■ Stored items from a collection:

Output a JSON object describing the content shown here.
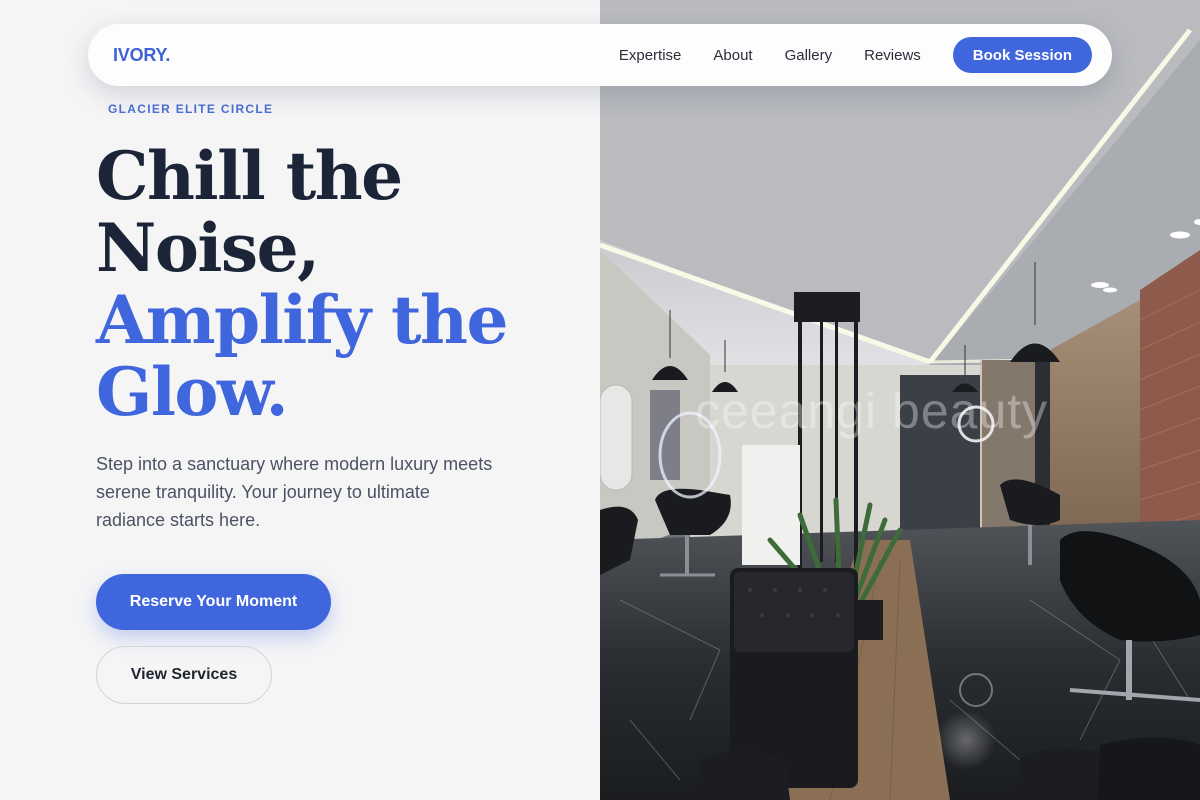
{
  "brand": {
    "name": "IVORY."
  },
  "nav": {
    "links": [
      "Expertise",
      "About",
      "Gallery",
      "Reviews"
    ],
    "cta": "Book Session"
  },
  "hero": {
    "eyebrow": "GLACIER ELITE CIRCLE",
    "headline_dark": [
      "Chill the",
      "Noise,"
    ],
    "headline_accent": [
      "Amplify the",
      "Glow."
    ],
    "lede": "Step into a sanctuary where modern luxury meets serene tranquility. Your journey to ultimate radiance starts here.",
    "primary_button": "Reserve Your Moment",
    "secondary_button": "View Services"
  },
  "photo": {
    "watermark": "ceeangi beauty"
  },
  "colors": {
    "accent": "#3f66dd",
    "heading": "#1c2438",
    "body_text": "#4b5263",
    "background": "#f5f5f6"
  }
}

■ Do this:
Pictures are excluded; copy all other data exactly as shown.

■ Result for this exercise:
Output a JSON object describing the content shown here.
{
  "brand": {
    "name": "IVORY."
  },
  "nav": {
    "links": [
      "Expertise",
      "About",
      "Gallery",
      "Reviews"
    ],
    "cta": "Book Session"
  },
  "hero": {
    "eyebrow": "GLACIER ELITE CIRCLE",
    "headline_dark": [
      "Chill the",
      "Noise,"
    ],
    "headline_accent": [
      "Amplify the",
      "Glow."
    ],
    "lede": "Step into a sanctuary where modern luxury meets serene tranquility. Your journey to ultimate radiance starts here.",
    "primary_button": "Reserve Your Moment",
    "secondary_button": "View Services"
  },
  "photo": {
    "watermark": "ceeangi beauty"
  },
  "colors": {
    "accent": "#3f66dd",
    "heading": "#1c2438",
    "body_text": "#4b5263",
    "background": "#f5f5f6"
  }
}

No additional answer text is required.